## REQUEST
Give every line of the data again, unchanged, but with no pictures.

## EXTRACTED MATERIAL
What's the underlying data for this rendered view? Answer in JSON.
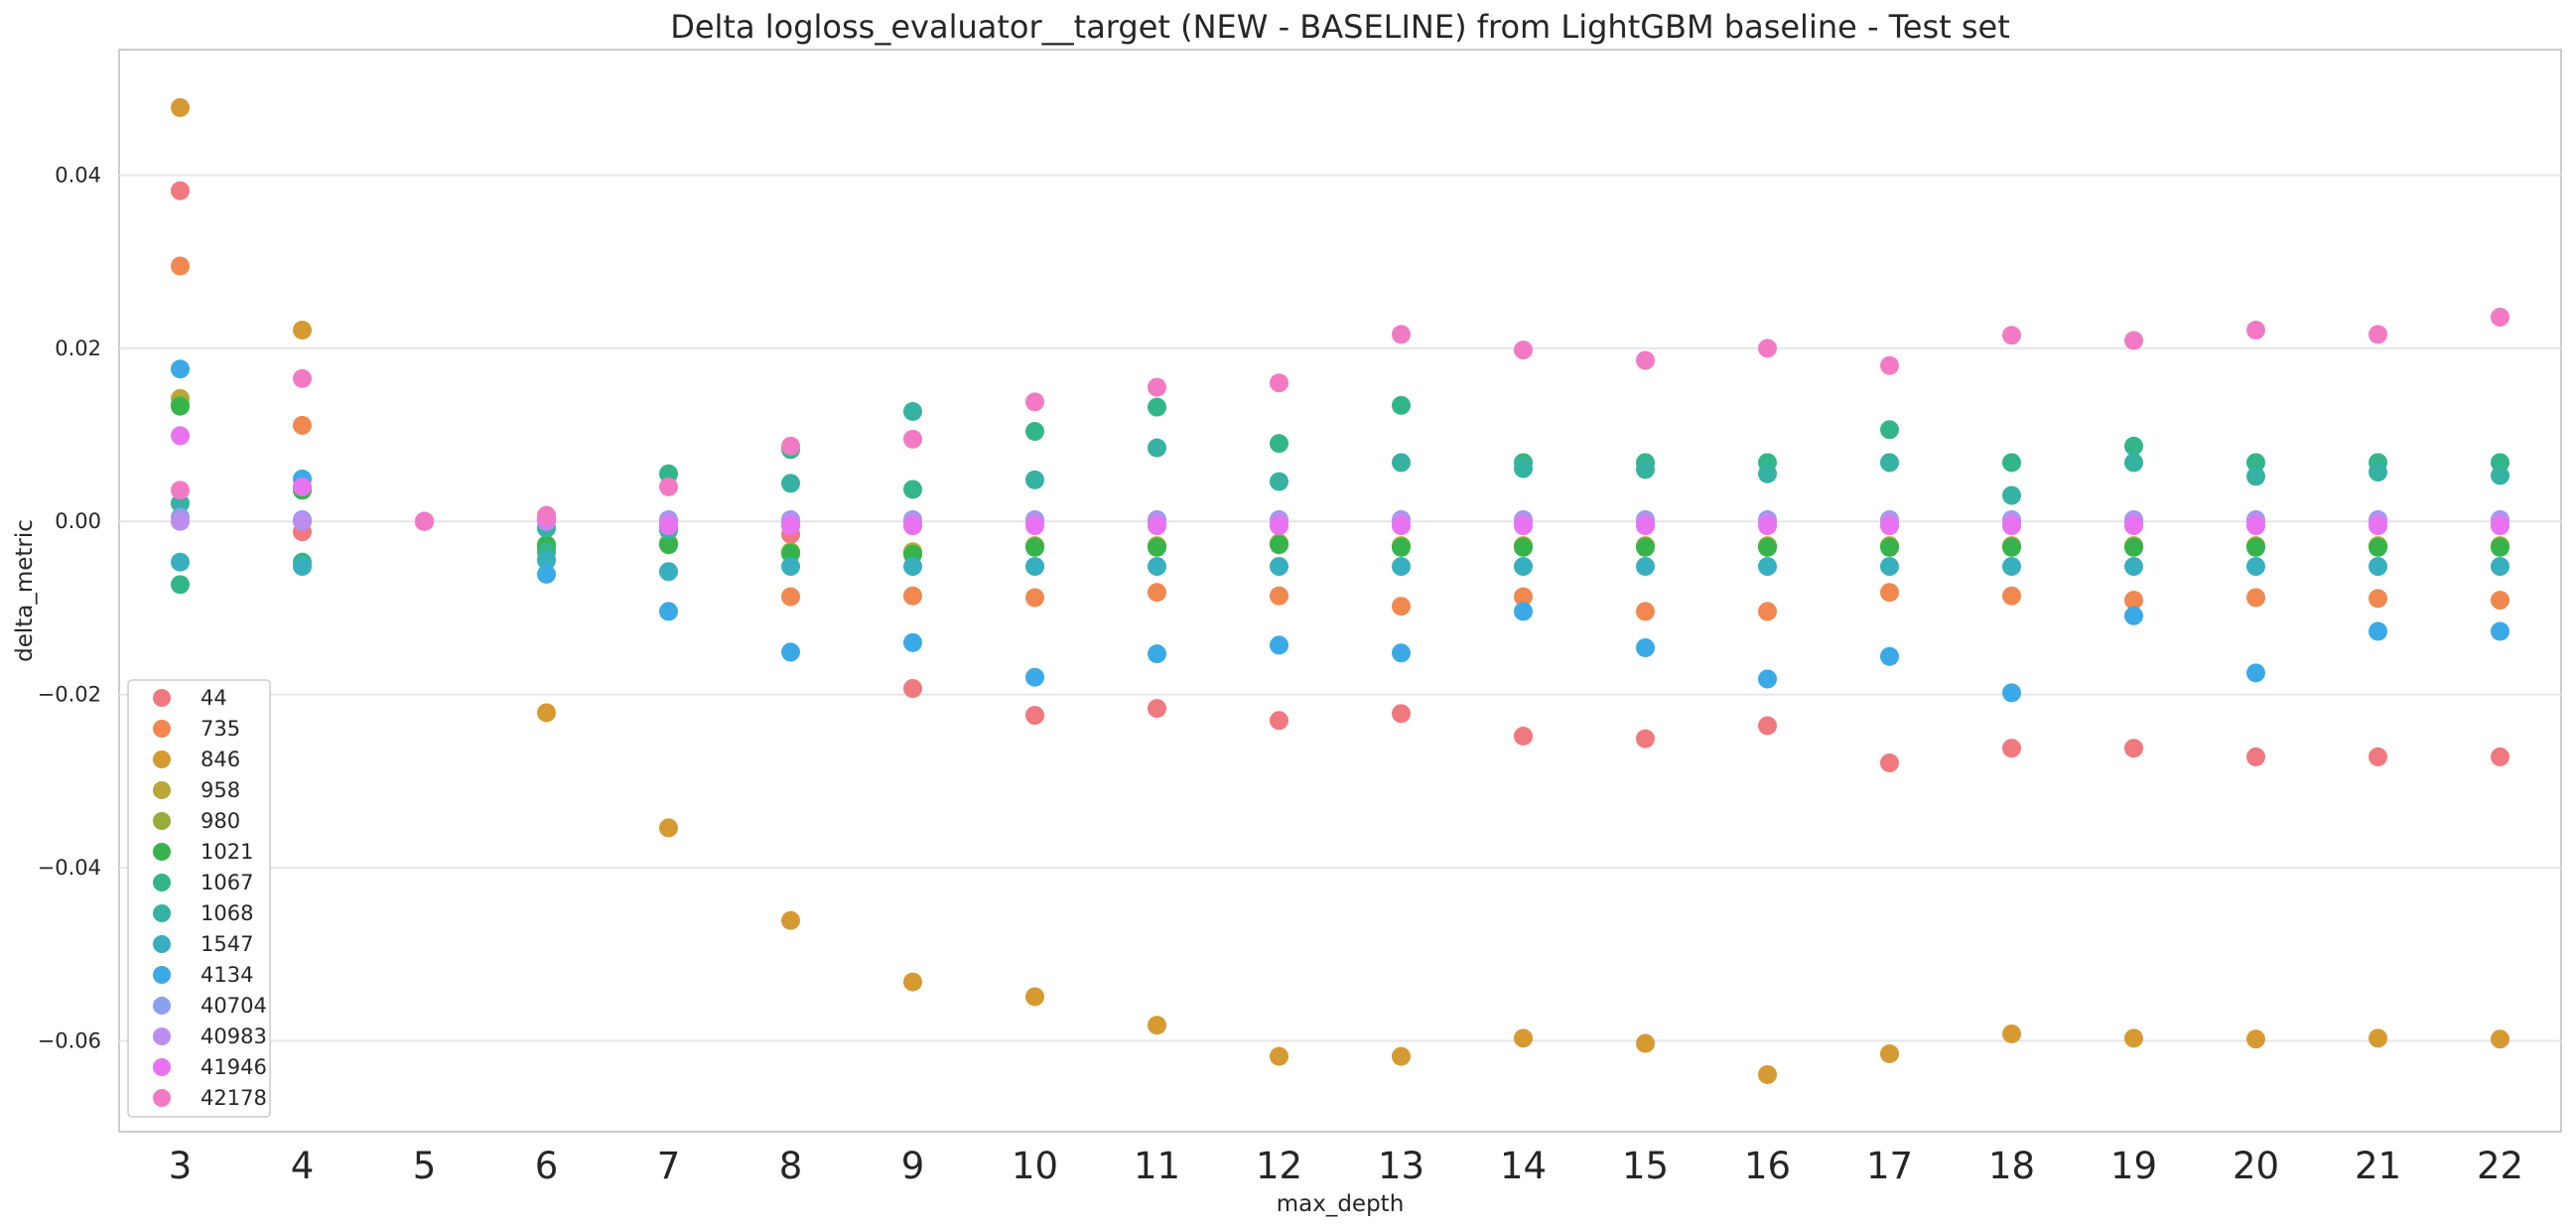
{
  "chart_data": {
    "type": "scatter",
    "title": "Delta logloss_evaluator__target (NEW - BASELINE) from LightGBM baseline - Test set",
    "xlabel": "max_depth",
    "ylabel": "delta_metric",
    "categories": [
      "3",
      "4",
      "5",
      "6",
      "7",
      "8",
      "9",
      "10",
      "11",
      "12",
      "13",
      "14",
      "15",
      "16",
      "17",
      "18",
      "19",
      "20",
      "21",
      "22"
    ],
    "y_ticks": [
      {
        "value": 0.04,
        "label": "0.04"
      },
      {
        "value": 0.02,
        "label": "0.02"
      },
      {
        "value": 0.0,
        "label": "0.00"
      },
      {
        "value": -0.02,
        "label": "−0.02"
      },
      {
        "value": -0.04,
        "label": "−0.04"
      },
      {
        "value": -0.06,
        "label": "−0.06"
      }
    ],
    "ylim": [
      -0.0705,
      0.0545
    ],
    "grid": "horizontal",
    "legend_position": "bottom-left",
    "series": [
      {
        "name": "44",
        "color": "#f0787f",
        "values": [
          0.0382,
          -0.0012,
          0.0,
          -0.0007,
          -0.0008,
          -0.0015,
          -0.0193,
          -0.0224,
          -0.0216,
          -0.023,
          -0.0222,
          -0.0248,
          -0.0251,
          -0.0236,
          -0.0279,
          -0.0262,
          -0.0262,
          -0.0272,
          -0.0272,
          -0.0272
        ]
      },
      {
        "name": "735",
        "color": "#f0884f",
        "values": [
          0.0295,
          0.0111,
          0.0,
          -0.0043,
          -0.0058,
          -0.0087,
          -0.0086,
          -0.0088,
          -0.0082,
          -0.0086,
          -0.0098,
          -0.0087,
          -0.0104,
          -0.0104,
          -0.0082,
          -0.0086,
          -0.0091,
          -0.0088,
          -0.0089,
          -0.0091
        ]
      },
      {
        "name": "846",
        "color": "#d69a33",
        "values": [
          0.0478,
          0.0221,
          0.0,
          -0.0221,
          -0.0354,
          -0.0461,
          -0.0532,
          -0.0549,
          -0.0582,
          -0.0618,
          -0.0618,
          -0.0597,
          -0.0603,
          -0.0639,
          -0.0615,
          -0.0592,
          -0.0597,
          -0.0598,
          -0.0597,
          -0.0598
        ]
      },
      {
        "name": "958",
        "color": "#bba63a",
        "values": [
          0.0142,
          0.0039,
          0.0,
          -0.003,
          -0.0025,
          -0.0035,
          -0.0035,
          -0.0028,
          -0.0028,
          -0.0025,
          -0.0028,
          -0.0028,
          -0.0028,
          -0.0028,
          -0.0028,
          -0.0028,
          -0.0028,
          -0.0028,
          -0.0028,
          -0.0028
        ]
      },
      {
        "name": "980",
        "color": "#95ad3a",
        "values": [
          0.0135,
          0.0037,
          0.0,
          -0.0028,
          -0.0026,
          -0.0036,
          -0.0037,
          -0.0029,
          -0.0029,
          -0.0026,
          -0.0029,
          -0.0029,
          -0.0029,
          -0.0029,
          -0.0029,
          -0.0029,
          -0.0029,
          -0.0029,
          -0.0029,
          -0.0029
        ]
      },
      {
        "name": "1021",
        "color": "#36b44b",
        "values": [
          0.0133,
          0.0036,
          0.0,
          -0.0027,
          -0.0027,
          -0.0037,
          -0.0038,
          -0.003,
          -0.003,
          -0.0027,
          -0.003,
          -0.003,
          -0.003,
          -0.003,
          -0.003,
          -0.003,
          -0.003,
          -0.003,
          -0.003,
          -0.003
        ]
      },
      {
        "name": "1067",
        "color": "#33b58a",
        "values": [
          -0.0073,
          -0.0047,
          0.0,
          -0.0035,
          0.0055,
          0.0083,
          0.0037,
          0.0104,
          0.0132,
          0.009,
          0.0134,
          0.0068,
          0.0068,
          0.0068,
          0.0106,
          0.0068,
          0.0087,
          0.0068,
          0.0068,
          0.0068
        ]
      },
      {
        "name": "1068",
        "color": "#35b2a2",
        "values": [
          0.0021,
          0.0,
          0.0,
          -0.0008,
          -0.001,
          0.0044,
          0.0127,
          0.0048,
          0.0085,
          0.0046,
          0.0068,
          0.0061,
          0.006,
          0.0055,
          0.0068,
          0.003,
          0.0068,
          0.0052,
          0.0057,
          0.0053
        ]
      },
      {
        "name": "1547",
        "color": "#38afbf",
        "values": [
          -0.0047,
          -0.0052,
          0.0,
          -0.0045,
          -0.0058,
          -0.0052,
          -0.0052,
          -0.0052,
          -0.0052,
          -0.0052,
          -0.0052,
          -0.0052,
          -0.0052,
          -0.0052,
          -0.0052,
          -0.0052,
          -0.0052,
          -0.0052,
          -0.0052,
          -0.0052
        ]
      },
      {
        "name": "4134",
        "color": "#3aa9e6",
        "values": [
          0.0176,
          0.0049,
          0.0,
          -0.0061,
          -0.0104,
          -0.0151,
          -0.014,
          -0.018,
          -0.0153,
          -0.0143,
          -0.0152,
          -0.0104,
          -0.0146,
          -0.0182,
          -0.0156,
          -0.0198,
          -0.0109,
          -0.0175,
          -0.0127,
          -0.0127
        ]
      },
      {
        "name": "40704",
        "color": "#8aa0ef",
        "values": [
          0.0005,
          0.0002,
          0.0,
          0.0002,
          0.0002,
          0.0002,
          0.0002,
          0.0002,
          0.0002,
          0.0002,
          0.0002,
          0.0002,
          0.0002,
          0.0002,
          0.0002,
          0.0002,
          0.0002,
          0.0002,
          0.0002,
          0.0002
        ]
      },
      {
        "name": "40983",
        "color": "#bb8ef0",
        "values": [
          0.0,
          0.0,
          0.0,
          0.0,
          0.0,
          0.0,
          0.0,
          0.0,
          0.0,
          0.0,
          0.0,
          0.0,
          0.0,
          0.0,
          0.0,
          0.0,
          0.0,
          0.0,
          0.0,
          0.0
        ]
      },
      {
        "name": "41946",
        "color": "#e872f0",
        "values": [
          0.0099,
          0.004,
          0.0,
          0.0003,
          -0.0005,
          -0.0005,
          -0.0005,
          -0.0005,
          -0.0005,
          -0.0005,
          -0.0005,
          -0.0005,
          -0.0005,
          -0.0005,
          -0.0005,
          -0.0005,
          -0.0005,
          -0.0005,
          -0.0005,
          -0.0005
        ]
      },
      {
        "name": "42178",
        "color": "#f27ac4",
        "values": [
          0.0036,
          0.0165,
          0.0,
          0.0007,
          0.004,
          0.0087,
          0.0095,
          0.0138,
          0.0155,
          0.016,
          0.0216,
          0.0198,
          0.0186,
          0.02,
          0.018,
          0.0215,
          0.0209,
          0.0221,
          0.0216,
          0.0236
        ]
      }
    ]
  }
}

## EXERCISE RESULT
What's the underlying data for this rendered view? Answer in JSON.
{
  "chart_data": {
    "type": "scatter",
    "title": "Delta logloss_evaluator__target (NEW - BASELINE) from LightGBM baseline - Test set",
    "xlabel": "max_depth",
    "ylabel": "delta_metric",
    "categories": [
      "3",
      "4",
      "5",
      "6",
      "7",
      "8",
      "9",
      "10",
      "11",
      "12",
      "13",
      "14",
      "15",
      "16",
      "17",
      "18",
      "19",
      "20",
      "21",
      "22"
    ],
    "y_ticks": [
      {
        "value": 0.04,
        "label": "0.04"
      },
      {
        "value": 0.02,
        "label": "0.02"
      },
      {
        "value": 0.0,
        "label": "0.00"
      },
      {
        "value": -0.02,
        "label": "−0.02"
      },
      {
        "value": -0.04,
        "label": "−0.04"
      },
      {
        "value": -0.06,
        "label": "−0.06"
      }
    ],
    "ylim": [
      -0.0705,
      0.0545
    ],
    "grid": "horizontal",
    "legend_position": "bottom-left",
    "series": [
      {
        "name": "44",
        "color": "#f0787f",
        "values": [
          0.0382,
          -0.0012,
          0.0,
          -0.0007,
          -0.0008,
          -0.0015,
          -0.0193,
          -0.0224,
          -0.0216,
          -0.023,
          -0.0222,
          -0.0248,
          -0.0251,
          -0.0236,
          -0.0279,
          -0.0262,
          -0.0262,
          -0.0272,
          -0.0272,
          -0.0272
        ]
      },
      {
        "name": "735",
        "color": "#f0884f",
        "values": [
          0.0295,
          0.0111,
          0.0,
          -0.0043,
          -0.0058,
          -0.0087,
          -0.0086,
          -0.0088,
          -0.0082,
          -0.0086,
          -0.0098,
          -0.0087,
          -0.0104,
          -0.0104,
          -0.0082,
          -0.0086,
          -0.0091,
          -0.0088,
          -0.0089,
          -0.0091
        ]
      },
      {
        "name": "846",
        "color": "#d69a33",
        "values": [
          0.0478,
          0.0221,
          0.0,
          -0.0221,
          -0.0354,
          -0.0461,
          -0.0532,
          -0.0549,
          -0.0582,
          -0.0618,
          -0.0618,
          -0.0597,
          -0.0603,
          -0.0639,
          -0.0615,
          -0.0592,
          -0.0597,
          -0.0598,
          -0.0597,
          -0.0598
        ]
      },
      {
        "name": "958",
        "color": "#bba63a",
        "values": [
          0.0142,
          0.0039,
          0.0,
          -0.003,
          -0.0025,
          -0.0035,
          -0.0035,
          -0.0028,
          -0.0028,
          -0.0025,
          -0.0028,
          -0.0028,
          -0.0028,
          -0.0028,
          -0.0028,
          -0.0028,
          -0.0028,
          -0.0028,
          -0.0028,
          -0.0028
        ]
      },
      {
        "name": "980",
        "color": "#95ad3a",
        "values": [
          0.0135,
          0.0037,
          0.0,
          -0.0028,
          -0.0026,
          -0.0036,
          -0.0037,
          -0.0029,
          -0.0029,
          -0.0026,
          -0.0029,
          -0.0029,
          -0.0029,
          -0.0029,
          -0.0029,
          -0.0029,
          -0.0029,
          -0.0029,
          -0.0029,
          -0.0029
        ]
      },
      {
        "name": "1021",
        "color": "#36b44b",
        "values": [
          0.0133,
          0.0036,
          0.0,
          -0.0027,
          -0.0027,
          -0.0037,
          -0.0038,
          -0.003,
          -0.003,
          -0.0027,
          -0.003,
          -0.003,
          -0.003,
          -0.003,
          -0.003,
          -0.003,
          -0.003,
          -0.003,
          -0.003,
          -0.003
        ]
      },
      {
        "name": "1067",
        "color": "#33b58a",
        "values": [
          -0.0073,
          -0.0047,
          0.0,
          -0.0035,
          0.0055,
          0.0083,
          0.0037,
          0.0104,
          0.0132,
          0.009,
          0.0134,
          0.0068,
          0.0068,
          0.0068,
          0.0106,
          0.0068,
          0.0087,
          0.0068,
          0.0068,
          0.0068
        ]
      },
      {
        "name": "1068",
        "color": "#35b2a2",
        "values": [
          0.0021,
          0.0,
          0.0,
          -0.0008,
          -0.001,
          0.0044,
          0.0127,
          0.0048,
          0.0085,
          0.0046,
          0.0068,
          0.0061,
          0.006,
          0.0055,
          0.0068,
          0.003,
          0.0068,
          0.0052,
          0.0057,
          0.0053
        ]
      },
      {
        "name": "1547",
        "color": "#38afbf",
        "values": [
          -0.0047,
          -0.0052,
          0.0,
          -0.0045,
          -0.0058,
          -0.0052,
          -0.0052,
          -0.0052,
          -0.0052,
          -0.0052,
          -0.0052,
          -0.0052,
          -0.0052,
          -0.0052,
          -0.0052,
          -0.0052,
          -0.0052,
          -0.0052,
          -0.0052,
          -0.0052
        ]
      },
      {
        "name": "4134",
        "color": "#3aa9e6",
        "values": [
          0.0176,
          0.0049,
          0.0,
          -0.0061,
          -0.0104,
          -0.0151,
          -0.014,
          -0.018,
          -0.0153,
          -0.0143,
          -0.0152,
          -0.0104,
          -0.0146,
          -0.0182,
          -0.0156,
          -0.0198,
          -0.0109,
          -0.0175,
          -0.0127,
          -0.0127
        ]
      },
      {
        "name": "40704",
        "color": "#8aa0ef",
        "values": [
          0.0005,
          0.0002,
          0.0,
          0.0002,
          0.0002,
          0.0002,
          0.0002,
          0.0002,
          0.0002,
          0.0002,
          0.0002,
          0.0002,
          0.0002,
          0.0002,
          0.0002,
          0.0002,
          0.0002,
          0.0002,
          0.0002,
          0.0002
        ]
      },
      {
        "name": "40983",
        "color": "#bb8ef0",
        "values": [
          0.0,
          0.0,
          0.0,
          0.0,
          0.0,
          0.0,
          0.0,
          0.0,
          0.0,
          0.0,
          0.0,
          0.0,
          0.0,
          0.0,
          0.0,
          0.0,
          0.0,
          0.0,
          0.0,
          0.0
        ]
      },
      {
        "name": "41946",
        "color": "#e872f0",
        "values": [
          0.0099,
          0.004,
          0.0,
          0.0003,
          -0.0005,
          -0.0005,
          -0.0005,
          -0.0005,
          -0.0005,
          -0.0005,
          -0.0005,
          -0.0005,
          -0.0005,
          -0.0005,
          -0.0005,
          -0.0005,
          -0.0005,
          -0.0005,
          -0.0005,
          -0.0005
        ]
      },
      {
        "name": "42178",
        "color": "#f27ac4",
        "values": [
          0.0036,
          0.0165,
          0.0,
          0.0007,
          0.004,
          0.0087,
          0.0095,
          0.0138,
          0.0155,
          0.016,
          0.0216,
          0.0198,
          0.0186,
          0.02,
          0.018,
          0.0215,
          0.0209,
          0.0221,
          0.0216,
          0.0236
        ]
      }
    ]
  }
}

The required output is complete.